THE REQUEST: Nothing in the data should change when you return it, but leave the pictures out.

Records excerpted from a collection

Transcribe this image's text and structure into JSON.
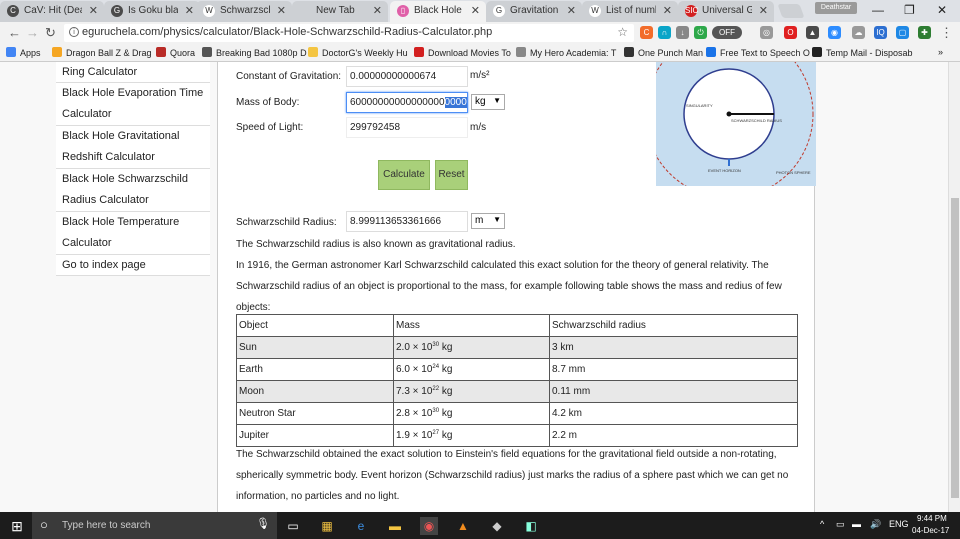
{
  "tabs": [
    {
      "label": "CaV: Hit (Dea",
      "icon": "cav-icon",
      "color": "#4b4b4b",
      "glyph": "C"
    },
    {
      "label": "Is Goku black",
      "icon": "site-icon",
      "color": "#4b4b4b",
      "glyph": "G"
    },
    {
      "label": "Schwarzschild",
      "icon": "wikipedia-icon",
      "color": "#ffffff",
      "glyph": "W"
    },
    {
      "label": "New Tab",
      "icon": "",
      "color": "",
      "glyph": ""
    },
    {
      "label": "Black Hole Sc",
      "icon": "bookmark-icon",
      "color": "#e060a8",
      "glyph": "▯"
    },
    {
      "label": "Gravitation Ca",
      "icon": "google-icon",
      "color": "#ffffff",
      "glyph": "G"
    },
    {
      "label": "List of numbe",
      "icon": "wikipedia-icon",
      "color": "#ffffff",
      "glyph": "W"
    },
    {
      "label": "Universal Gra",
      "icon": "sic-icon",
      "color": "#d32020",
      "glyph": "SIC"
    }
  ],
  "profile_label": "Deathstar",
  "address": "eguruchela.com/physics/calculator/Black-Hole-Schwarzschild-Radius-Calculator.php",
  "extensions": [
    {
      "name": "honey-icon",
      "color": "#f26c2a",
      "glyph": "C"
    },
    {
      "name": "headphones-icon",
      "color": "#0aa5c8",
      "glyph": "∩"
    },
    {
      "name": "download-icon",
      "color": "#888888",
      "glyph": "↓"
    },
    {
      "name": "power-icon",
      "color": "#2ea84a",
      "glyph": "⏻"
    },
    {
      "name": "toggle-icon",
      "color": "#555555",
      "glyph": "OFF"
    },
    {
      "name": "circle-icon",
      "color": "#999999",
      "glyph": "◎"
    },
    {
      "name": "opera-icon",
      "color": "#e02020",
      "glyph": "O"
    },
    {
      "name": "shield-icon",
      "color": "#4a4a4a",
      "glyph": "▲"
    },
    {
      "name": "zoom-icon",
      "color": "#2d8cff",
      "glyph": "◉"
    },
    {
      "name": "cloud-icon",
      "color": "#999999",
      "glyph": "☁"
    },
    {
      "name": "iq-icon",
      "color": "#2d6fd1",
      "glyph": "IQ"
    },
    {
      "name": "square-icon",
      "color": "#1e88e5",
      "glyph": "▢"
    },
    {
      "name": "puzzle-icon",
      "color": "#2e7d32",
      "glyph": "✚"
    }
  ],
  "bookmarks": [
    {
      "label": "Apps",
      "icon": "apps-icon",
      "color": "#4285f4"
    },
    {
      "label": "Dragon Ball Z & Drag",
      "icon": "dragonball-icon",
      "color": "#f5a623"
    },
    {
      "label": "Quora",
      "icon": "quora-icon",
      "color": "#b92b27"
    },
    {
      "label": "Breaking Bad 1080p D",
      "icon": "film-icon",
      "color": "#555555"
    },
    {
      "label": "DoctorG's Weekly Hu",
      "icon": "folder-icon",
      "color": "#f4c542"
    },
    {
      "label": "Download Movies To",
      "icon": "x-icon",
      "color": "#d32020"
    },
    {
      "label": "My Hero Academia: T",
      "icon": "globe-icon",
      "color": "#888888"
    },
    {
      "label": "One Punch Man",
      "icon": "ninja-icon",
      "color": "#333333"
    },
    {
      "label": "Free Text to Speech O",
      "icon": "n-icon",
      "color": "#1a73e8"
    },
    {
      "label": "Temp Mail - Disposab",
      "icon": "mail-icon",
      "color": "#222222"
    }
  ],
  "bookmarks_more": "»",
  "sidebar": [
    "Ring Calculator",
    "Black Hole Evaporation Time Calculator",
    "Black Hole Gravitational Redshift Calculator",
    "Black Hole Schwarzschild Radius Calculator",
    "Black Hole Temperature Calculator",
    "Go to index page"
  ],
  "form": {
    "gravitation_label": "Constant of Gravitation:",
    "gravitation_value": "0.00000000000674",
    "gravitation_unit": "m/s²",
    "mass_label": "Mass of Body:",
    "mass_value_plain": "60000000000000000",
    "mass_value_selected": "000000",
    "mass_unit": "kg",
    "light_label": "Speed of Light:",
    "light_value": "299792458",
    "light_unit": "m/s",
    "calculate_label": "Calculate",
    "reset_label": "Reset",
    "result_label": "Schwarzschild Radius:",
    "result_value": "8.999113653361666",
    "result_unit": "m"
  },
  "diagram": {
    "singularity": "SINGULARITY",
    "radius": "SCHWARZSCHILD RADIUS",
    "horizon": "EVENT HORIZON",
    "photon": "PHOTON SPHERE"
  },
  "text": {
    "p1": "The Schwarzschild radius is also known as gravitational radius.",
    "p2": "In 1916, the German astronomer Karl Schwarzschild calculated this exact solution for the theory of general relativity. The Schwarzschild radius of an object is proportional to the mass, for example following table shows the mass and redius of few objects:",
    "p3": "The Schwarzschild obtained the exact solution to Einstein's field equations for the gravitational field outside a non-rotating, spherically symmetric body. Event horizon (Schwarzschild radius) just marks the radius of a sphere past which we can get no information, no particles and no light."
  },
  "table": {
    "headers": [
      "Object",
      "Mass",
      "Schwarzschild radius"
    ],
    "rows": [
      {
        "object": "Sun",
        "mass_base": "2.0 × 10",
        "mass_exp": "30",
        "mass_unit": " kg",
        "radius": "3 km"
      },
      {
        "object": "Earth",
        "mass_base": "6.0 × 10",
        "mass_exp": "24",
        "mass_unit": " kg",
        "radius": "8.7 mm"
      },
      {
        "object": "Moon",
        "mass_base": "7.3 × 10",
        "mass_exp": "22",
        "mass_unit": " kg",
        "radius": "0.11 mm"
      },
      {
        "object": "Neutron Star",
        "mass_base": "2.8 × 10",
        "mass_exp": "30",
        "mass_unit": " kg",
        "radius": "4.2 km"
      },
      {
        "object": "Jupiter",
        "mass_base": "1.9 × 10",
        "mass_exp": "27",
        "mass_unit": " kg",
        "radius": "2.2 m"
      }
    ]
  },
  "taskbar": {
    "search_placeholder": "Type here to search",
    "lang": "ENG",
    "time": "9:44 PM",
    "date": "04-Dec-17"
  }
}
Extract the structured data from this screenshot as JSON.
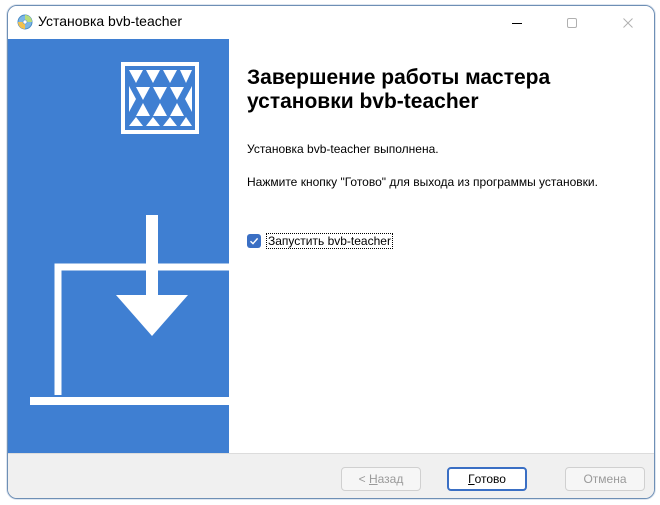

SOLUTION TO THIS TASK:
Transcribe this image's text and structure into JSON.
{
  "tabs": [
    {
      "label": "CaV: Hit (Dea",
      "icon": "cav-icon",
      "color": "#4b4b4b",
      "glyph": "C"
    },
    {
      "label": "Is Goku black",
      "icon": "site-icon",
      "color": "#4b4b4b",
      "glyph": "G"
    },
    {
      "label": "Schwarzschild",
      "icon": "wikipedia-icon",
      "color": "#ffffff",
      "glyph": "W"
    },
    {
      "label": "New Tab",
      "icon": "",
      "color": "",
      "glyph": ""
    },
    {
      "label": "Black Hole Sc",
      "icon": "bookmark-icon",
      "color": "#e060a8",
      "glyph": "▯"
    },
    {
      "label": "Gravitation Ca",
      "icon": "google-icon",
      "color": "#ffffff",
      "glyph": "G"
    },
    {
      "label": "List of numbe",
      "icon": "wikipedia-icon",
      "color": "#ffffff",
      "glyph": "W"
    },
    {
      "label": "Universal Gra",
      "icon": "sic-icon",
      "color": "#d32020",
      "glyph": "SIC"
    }
  ],
  "profile_label": "Deathstar",
  "address": "eguruchela.com/physics/calculator/Black-Hole-Schwarzschild-Radius-Calculator.php",
  "extensions": [
    {
      "name": "honey-icon",
      "color": "#f26c2a",
      "glyph": "C"
    },
    {
      "name": "headphones-icon",
      "color": "#0aa5c8",
      "glyph": "∩"
    },
    {
      "name": "download-icon",
      "color": "#888888",
      "glyph": "↓"
    },
    {
      "name": "power-icon",
      "color": "#2ea84a",
      "glyph": "⏻"
    },
    {
      "name": "toggle-icon",
      "color": "#555555",
      "glyph": "OFF"
    },
    {
      "name": "circle-icon",
      "color": "#999999",
      "glyph": "◎"
    },
    {
      "name": "opera-icon",
      "color": "#e02020",
      "glyph": "O"
    },
    {
      "name": "shield-icon",
      "color": "#4a4a4a",
      "glyph": "▲"
    },
    {
      "name": "zoom-icon",
      "color": "#2d8cff",
      "glyph": "◉"
    },
    {
      "name": "cloud-icon",
      "color": "#999999",
      "glyph": "☁"
    },
    {
      "name": "iq-icon",
      "color": "#2d6fd1",
      "glyph": "IQ"
    },
    {
      "name": "square-icon",
      "color": "#1e88e5",
      "glyph": "▢"
    },
    {
      "name": "puzzle-icon",
      "color": "#2e7d32",
      "glyph": "✚"
    }
  ],
  "bookmarks": [
    {
      "label": "Apps",
      "icon": "apps-icon",
      "color": "#4285f4"
    },
    {
      "label": "Dragon Ball Z & Drag",
      "icon": "dragonball-icon",
      "color": "#f5a623"
    },
    {
      "label": "Quora",
      "icon": "quora-icon",
      "color": "#b92b27"
    },
    {
      "label": "Breaking Bad 1080p D",
      "icon": "film-icon",
      "color": "#555555"
    },
    {
      "label": "DoctorG's Weekly Hu",
      "icon": "folder-icon",
      "color": "#f4c542"
    },
    {
      "label": "Download Movies To",
      "icon": "x-icon",
      "color": "#d32020"
    },
    {
      "label": "My Hero Academia: T",
      "icon": "globe-icon",
      "color": "#888888"
    },
    {
      "label": "One Punch Man",
      "icon": "ninja-icon",
      "color": "#333333"
    },
    {
      "label": "Free Text to Speech O",
      "icon": "n-icon",
      "color": "#1a73e8"
    },
    {
      "label": "Temp Mail - Disposab",
      "icon": "mail-icon",
      "color": "#222222"
    }
  ],
  "bookmarks_more": "»",
  "sidebar": [
    "Ring Calculator",
    "Black Hole Evaporation Time Calculator",
    "Black Hole Gravitational Redshift Calculator",
    "Black Hole Schwarzschild Radius Calculator",
    "Black Hole Temperature Calculator",
    "Go to index page"
  ],
  "form": {
    "gravitation_label": "Constant of Gravitation:",
    "gravitation_value": "0.00000000000674",
    "gravitation_unit": "m/s²",
    "mass_label": "Mass of Body:",
    "mass_value_plain": "60000000000000000",
    "mass_value_selected": "000000",
    "mass_unit": "kg",
    "light_label": "Speed of Light:",
    "light_value": "299792458",
    "light_unit": "m/s",
    "calculate_label": "Calculate",
    "reset_label": "Reset",
    "result_label": "Schwarzschild Radius:",
    "result_value": "8.999113653361666",
    "result_unit": "m"
  },
  "diagram": {
    "singularity": "SINGULARITY",
    "radius": "SCHWARZSCHILD RADIUS",
    "horizon": "EVENT HORIZON",
    "photon": "PHOTON SPHERE"
  },
  "text": {
    "p1": "The Schwarzschild radius is also known as gravitational radius.",
    "p2": "In 1916, the German astronomer Karl Schwarzschild calculated this exact solution for the theory of general relativity. The Schwarzschild radius of an object is proportional to the mass, for example following table shows the mass and redius of few objects:",
    "p3": "The Schwarzschild obtained the exact solution to Einstein's field equations for the gravitational field outside a non-rotating, spherically symmetric body. Event horizon (Schwarzschild radius) just marks the radius of a sphere past which we can get no information, no particles and no light."
  },
  "table": {
    "headers": [
      "Object",
      "Mass",
      "Schwarzschild radius"
    ],
    "rows": [
      {
        "object": "Sun",
        "mass_base": "2.0 × 10",
        "mass_exp": "30",
        "mass_unit": " kg",
        "radius": "3 km"
      },
      {
        "object": "Earth",
        "mass_base": "6.0 × 10",
        "mass_exp": "24",
        "mass_unit": " kg",
        "radius": "8.7 mm"
      },
      {
        "object": "Moon",
        "mass_base": "7.3 × 10",
        "mass_exp": "22",
        "mass_unit": " kg",
        "radius": "0.11 mm"
      },
      {
        "object": "Neutron Star",
        "mass_base": "2.8 × 10",
        "mass_exp": "30",
        "mass_unit": " kg",
        "radius": "4.2 km"
      },
      {
        "object": "Jupiter",
        "mass_base": "1.9 × 10",
        "mass_exp": "27",
        "mass_unit": " kg",
        "radius": "2.2 m"
      }
    ]
  },
  "taskbar": {
    "search_placeholder": "Type here to search",
    "lang": "ENG",
    "time": "9:44 PM",
    "date": "04-Dec-17"
  }
}
Extract the structured data from this screenshot as JSON.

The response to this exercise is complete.